==== Task material ====

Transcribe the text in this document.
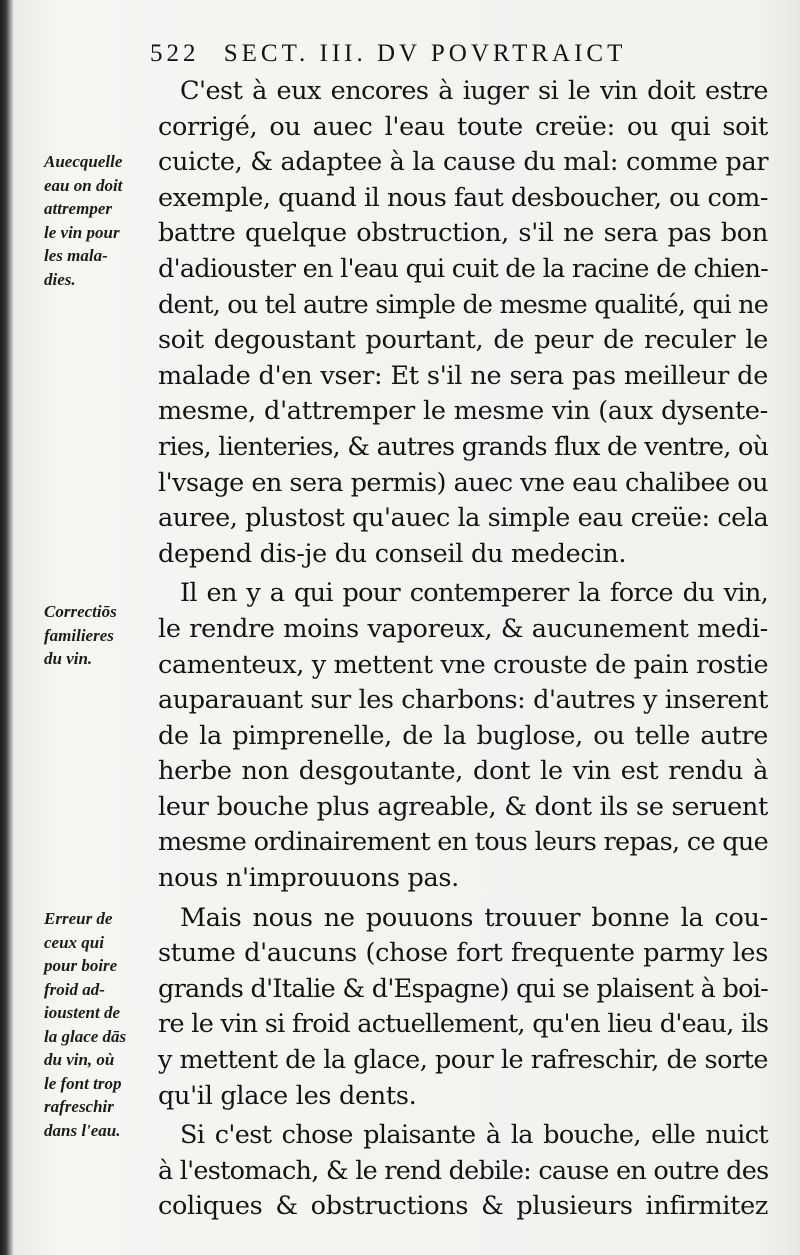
522 SECT. III. DV POVRTRAICT
Auecquelle
eau on doit
attremper
le vin pour
les mala-
dies.
Correctiōs
familieres
du vin.
Erreur de
ceux qui
pour boire
froid ad-
ioustent de
la glace dās
du vin, où
le font trop
rafreschir
dans l'eau.

C'est à eux encores à iuger si le vin doit estre
corrigé, ou auec l'eau toute creüe: ou qui soit
cuicte, & adaptee à la cause du mal: comme par
exemple, quand il nous faut desboucher, ou com-
battre quelque obstruction, s'il ne sera pas bon
d'adiouster en l'eau qui cuit de la racine de chien-
dent, ou tel autre simple de mesme qualité, qui ne
soit degoustant pourtant, de peur de reculer le
malade d'en vser: Et s'il ne sera pas meilleur de
mesme, d'attremper le mesme vin (aux dysente-
ries, lienteries, & autres grands flux de ventre, où
l'vsage en sera permis) auec vne eau chalibee ou
auree, plustost qu'auec la simple eau creüe: cela
depend dis-je du conseil du medecin.

Il en y a qui pour contemperer la force du vin,
le rendre moins vaporeux, & aucunement medi-
camenteux, y mettent vne crouste de pain rostie
auparauant sur les charbons: d'autres y inserent
de la pimprenelle, de la buglose, ou telle autre
herbe non desgoutante, dont le vin est rendu à
leur bouche plus agreable, & dont ils se seruent
mesme ordinairement en tous leurs repas, ce que
nous n'improuuons pas.

Mais nous ne pouuons trouuer bonne la cou-
stume d'aucuns (chose fort frequente parmy les
grands d'Italie & d'Espagne) qui se plaisent à boi-
re le vin si froid actuellement, qu'en lieu d'eau, ils
y mettent de la glace, pour le rafreschir, de sorte
qu'il glace les dents.

Si c'est chose plaisante à la bouche, elle nuict
à l'estomach, & le rend debile: cause en outre des
coliques & obstructions & plusieurs infirmitez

====

Job - Check the data for the word "cause" and pull out the lines that have it.

Solution for this problem -
cuicte, & adaptee à la cause du mal: comme par
à l'estomach, & le rend debile: cause en outre des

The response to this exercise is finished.